## Task to complete
Every line of the material is to be repeated exactly as it stands.

Extracted data entries
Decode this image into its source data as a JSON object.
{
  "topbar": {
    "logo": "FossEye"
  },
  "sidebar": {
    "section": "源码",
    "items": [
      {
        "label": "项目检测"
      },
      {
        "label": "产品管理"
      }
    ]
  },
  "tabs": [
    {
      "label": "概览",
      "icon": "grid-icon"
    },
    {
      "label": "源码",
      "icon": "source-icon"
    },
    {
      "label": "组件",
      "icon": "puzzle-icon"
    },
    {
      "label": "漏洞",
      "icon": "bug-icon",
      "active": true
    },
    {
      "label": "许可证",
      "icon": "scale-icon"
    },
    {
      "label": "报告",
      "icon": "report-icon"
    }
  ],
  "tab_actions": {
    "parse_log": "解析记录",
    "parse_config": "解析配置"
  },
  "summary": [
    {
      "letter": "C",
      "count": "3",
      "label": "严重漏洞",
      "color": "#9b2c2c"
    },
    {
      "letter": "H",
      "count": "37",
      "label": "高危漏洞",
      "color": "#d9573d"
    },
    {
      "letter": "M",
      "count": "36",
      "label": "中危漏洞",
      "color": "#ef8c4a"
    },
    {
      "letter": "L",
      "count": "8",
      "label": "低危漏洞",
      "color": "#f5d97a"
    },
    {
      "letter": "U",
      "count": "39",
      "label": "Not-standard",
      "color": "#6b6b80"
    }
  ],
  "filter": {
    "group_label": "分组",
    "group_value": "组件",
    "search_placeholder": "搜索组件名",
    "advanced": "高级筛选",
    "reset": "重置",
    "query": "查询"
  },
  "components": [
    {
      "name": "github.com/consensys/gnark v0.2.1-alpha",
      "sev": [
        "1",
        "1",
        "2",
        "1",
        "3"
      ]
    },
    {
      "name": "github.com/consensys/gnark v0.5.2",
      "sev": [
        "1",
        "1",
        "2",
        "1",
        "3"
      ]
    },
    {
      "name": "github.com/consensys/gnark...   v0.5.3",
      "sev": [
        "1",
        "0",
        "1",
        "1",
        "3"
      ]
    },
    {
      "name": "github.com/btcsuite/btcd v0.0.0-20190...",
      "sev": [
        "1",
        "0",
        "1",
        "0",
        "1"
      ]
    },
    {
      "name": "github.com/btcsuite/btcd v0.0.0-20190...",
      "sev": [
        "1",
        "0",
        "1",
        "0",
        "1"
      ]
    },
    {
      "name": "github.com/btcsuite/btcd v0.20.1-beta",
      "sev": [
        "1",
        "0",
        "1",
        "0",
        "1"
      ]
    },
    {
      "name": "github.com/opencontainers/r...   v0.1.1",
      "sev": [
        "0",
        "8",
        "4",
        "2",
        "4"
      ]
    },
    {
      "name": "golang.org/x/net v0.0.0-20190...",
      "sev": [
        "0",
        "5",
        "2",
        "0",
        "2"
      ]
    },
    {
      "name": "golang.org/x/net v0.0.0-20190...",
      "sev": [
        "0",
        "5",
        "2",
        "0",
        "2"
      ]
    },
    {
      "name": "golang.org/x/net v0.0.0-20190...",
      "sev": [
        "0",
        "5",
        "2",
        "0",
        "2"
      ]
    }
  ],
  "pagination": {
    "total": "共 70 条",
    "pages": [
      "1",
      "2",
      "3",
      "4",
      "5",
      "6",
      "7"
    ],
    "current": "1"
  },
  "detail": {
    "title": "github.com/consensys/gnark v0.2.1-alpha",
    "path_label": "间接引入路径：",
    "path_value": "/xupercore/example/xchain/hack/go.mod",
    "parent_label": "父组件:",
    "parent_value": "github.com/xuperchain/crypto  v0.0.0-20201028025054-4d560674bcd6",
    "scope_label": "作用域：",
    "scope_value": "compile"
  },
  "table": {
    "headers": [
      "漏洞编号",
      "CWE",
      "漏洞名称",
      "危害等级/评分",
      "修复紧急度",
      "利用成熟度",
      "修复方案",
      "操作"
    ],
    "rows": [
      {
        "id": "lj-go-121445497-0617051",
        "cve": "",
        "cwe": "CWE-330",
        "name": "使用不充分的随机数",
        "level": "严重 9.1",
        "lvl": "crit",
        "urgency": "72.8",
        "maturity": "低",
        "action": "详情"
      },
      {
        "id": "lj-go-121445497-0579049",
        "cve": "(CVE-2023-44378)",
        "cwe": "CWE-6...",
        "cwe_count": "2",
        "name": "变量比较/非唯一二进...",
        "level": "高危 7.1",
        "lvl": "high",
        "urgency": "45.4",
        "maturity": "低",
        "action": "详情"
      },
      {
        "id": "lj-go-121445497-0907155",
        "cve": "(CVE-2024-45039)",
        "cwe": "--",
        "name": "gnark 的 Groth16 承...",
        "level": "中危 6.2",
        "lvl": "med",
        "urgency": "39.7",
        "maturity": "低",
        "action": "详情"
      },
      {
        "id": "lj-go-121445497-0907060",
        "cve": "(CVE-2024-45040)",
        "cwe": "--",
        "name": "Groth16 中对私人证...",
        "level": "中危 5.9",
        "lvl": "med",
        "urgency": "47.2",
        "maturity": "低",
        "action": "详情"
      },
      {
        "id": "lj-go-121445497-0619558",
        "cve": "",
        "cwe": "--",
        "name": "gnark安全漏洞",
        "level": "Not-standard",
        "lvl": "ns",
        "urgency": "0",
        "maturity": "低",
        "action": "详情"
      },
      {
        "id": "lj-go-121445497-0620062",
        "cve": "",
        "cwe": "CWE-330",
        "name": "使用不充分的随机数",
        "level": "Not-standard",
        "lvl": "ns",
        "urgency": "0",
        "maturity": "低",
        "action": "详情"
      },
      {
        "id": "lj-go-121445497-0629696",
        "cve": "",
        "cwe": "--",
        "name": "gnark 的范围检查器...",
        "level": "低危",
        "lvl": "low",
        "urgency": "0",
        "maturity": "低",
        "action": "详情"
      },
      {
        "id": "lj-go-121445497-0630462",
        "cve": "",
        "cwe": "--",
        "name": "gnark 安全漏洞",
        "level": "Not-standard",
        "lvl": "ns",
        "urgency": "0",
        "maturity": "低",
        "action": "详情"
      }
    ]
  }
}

## Output of the task
Decode this image into its source data as a JSON object.
{
  "topbar": {
    "logo": "FossEye"
  },
  "sidebar": {
    "section": "源码",
    "items": [
      {
        "label": "项目检测"
      },
      {
        "label": "产品管理"
      }
    ]
  },
  "tabs": [
    {
      "label": "概览",
      "icon": "grid-icon"
    },
    {
      "label": "源码",
      "icon": "source-icon"
    },
    {
      "label": "组件",
      "icon": "puzzle-icon"
    },
    {
      "label": "漏洞",
      "icon": "bug-icon",
      "active": true
    },
    {
      "label": "许可证",
      "icon": "scale-icon"
    },
    {
      "label": "报告",
      "icon": "report-icon"
    }
  ],
  "tab_actions": {
    "parse_log": "解析记录",
    "parse_config": "解析配置"
  },
  "summary": [
    {
      "letter": "C",
      "count": "3",
      "label": "严重漏洞",
      "color": "#9b2c2c"
    },
    {
      "letter": "H",
      "count": "37",
      "label": "高危漏洞",
      "color": "#d9573d"
    },
    {
      "letter": "M",
      "count": "36",
      "label": "中危漏洞",
      "color": "#ef8c4a"
    },
    {
      "letter": "L",
      "count": "8",
      "label": "低危漏洞",
      "color": "#f5d97a"
    },
    {
      "letter": "U",
      "count": "39",
      "label": "Not-standard",
      "color": "#6b6b80"
    }
  ],
  "filter": {
    "group_label": "分组",
    "group_value": "组件",
    "search_placeholder": "搜索组件名",
    "advanced": "高级筛选",
    "reset": "重置",
    "query": "查询"
  },
  "components": [
    {
      "name": "github.com/consensys/gnark v0.2.1-alpha",
      "sev": [
        "1",
        "1",
        "2",
        "1",
        "3"
      ]
    },
    {
      "name": "github.com/consensys/gnark v0.5.2",
      "sev": [
        "1",
        "1",
        "2",
        "1",
        "3"
      ]
    },
    {
      "name": "github.com/consensys/gnark...   v0.5.3",
      "sev": [
        "1",
        "0",
        "1",
        "1",
        "3"
      ]
    },
    {
      "name": "github.com/btcsuite/btcd v0.0.0-20190...",
      "sev": [
        "1",
        "0",
        "1",
        "0",
        "1"
      ]
    },
    {
      "name": "github.com/btcsuite/btcd v0.0.0-20190...",
      "sev": [
        "1",
        "0",
        "1",
        "0",
        "1"
      ]
    },
    {
      "name": "github.com/btcsuite/btcd v0.20.1-beta",
      "sev": [
        "1",
        "0",
        "1",
        "0",
        "1"
      ]
    },
    {
      "name": "github.com/opencontainers/r...   v0.1.1",
      "sev": [
        "0",
        "8",
        "4",
        "2",
        "4"
      ]
    },
    {
      "name": "golang.org/x/net v0.0.0-20190...",
      "sev": [
        "0",
        "5",
        "2",
        "0",
        "2"
      ]
    },
    {
      "name": "golang.org/x/net v0.0.0-20190...",
      "sev": [
        "0",
        "5",
        "2",
        "0",
        "2"
      ]
    },
    {
      "name": "golang.org/x/net v0.0.0-20190...",
      "sev": [
        "0",
        "5",
        "2",
        "0",
        "2"
      ]
    }
  ],
  "pagination": {
    "total": "共 70 条",
    "pages": [
      "1",
      "2",
      "3",
      "4",
      "5",
      "6",
      "7"
    ],
    "current": "1"
  },
  "detail": {
    "title": "github.com/consensys/gnark v0.2.1-alpha",
    "path_label": "间接引入路径：",
    "path_value": "/xupercore/example/xchain/hack/go.mod",
    "parent_label": "父组件:",
    "parent_value": "github.com/xuperchain/crypto  v0.0.0-20201028025054-4d560674bcd6",
    "scope_label": "作用域：",
    "scope_value": "compile"
  },
  "table": {
    "headers": [
      "漏洞编号",
      "CWE",
      "漏洞名称",
      "危害等级/评分",
      "修复紧急度",
      "利用成熟度",
      "修复方案",
      "操作"
    ],
    "rows": [
      {
        "id": "lj-go-121445497-0617051",
        "cve": "",
        "cwe": "CWE-330",
        "name": "使用不充分的随机数",
        "level": "严重 9.1",
        "lvl": "crit",
        "urgency": "72.8",
        "maturity": "低",
        "action": "详情"
      },
      {
        "id": "lj-go-121445497-0579049",
        "cve": "(CVE-2023-44378)",
        "cwe": "CWE-6...",
        "cwe_count": "2",
        "name": "变量比较/非唯一二进...",
        "level": "高危 7.1",
        "lvl": "high",
        "urgency": "45.4",
        "maturity": "低",
        "action": "详情"
      },
      {
        "id": "lj-go-121445497-0907155",
        "cve": "(CVE-2024-45039)",
        "cwe": "--",
        "name": "gnark 的 Groth16 承...",
        "level": "中危 6.2",
        "lvl": "med",
        "urgency": "39.7",
        "maturity": "低",
        "action": "详情"
      },
      {
        "id": "lj-go-121445497-0907060",
        "cve": "(CVE-2024-45040)",
        "cwe": "--",
        "name": "Groth16 中对私人证...",
        "level": "中危 5.9",
        "lvl": "med",
        "urgency": "47.2",
        "maturity": "低",
        "action": "详情"
      },
      {
        "id": "lj-go-121445497-0619558",
        "cve": "",
        "cwe": "--",
        "name": "gnark安全漏洞",
        "level": "Not-standard",
        "lvl": "ns",
        "urgency": "0",
        "maturity": "低",
        "action": "详情"
      },
      {
        "id": "lj-go-121445497-0620062",
        "cve": "",
        "cwe": "CWE-330",
        "name": "使用不充分的随机数",
        "level": "Not-standard",
        "lvl": "ns",
        "urgency": "0",
        "maturity": "低",
        "action": "详情"
      },
      {
        "id": "lj-go-121445497-0629696",
        "cve": "",
        "cwe": "--",
        "name": "gnark 的范围检查器...",
        "level": "低危",
        "lvl": "low",
        "urgency": "0",
        "maturity": "低",
        "action": "详情"
      },
      {
        "id": "lj-go-121445497-0630462",
        "cve": "",
        "cwe": "--",
        "name": "gnark 安全漏洞",
        "level": "Not-standard",
        "lvl": "ns",
        "urgency": "0",
        "maturity": "低",
        "action": "详情"
      }
    ]
  }
}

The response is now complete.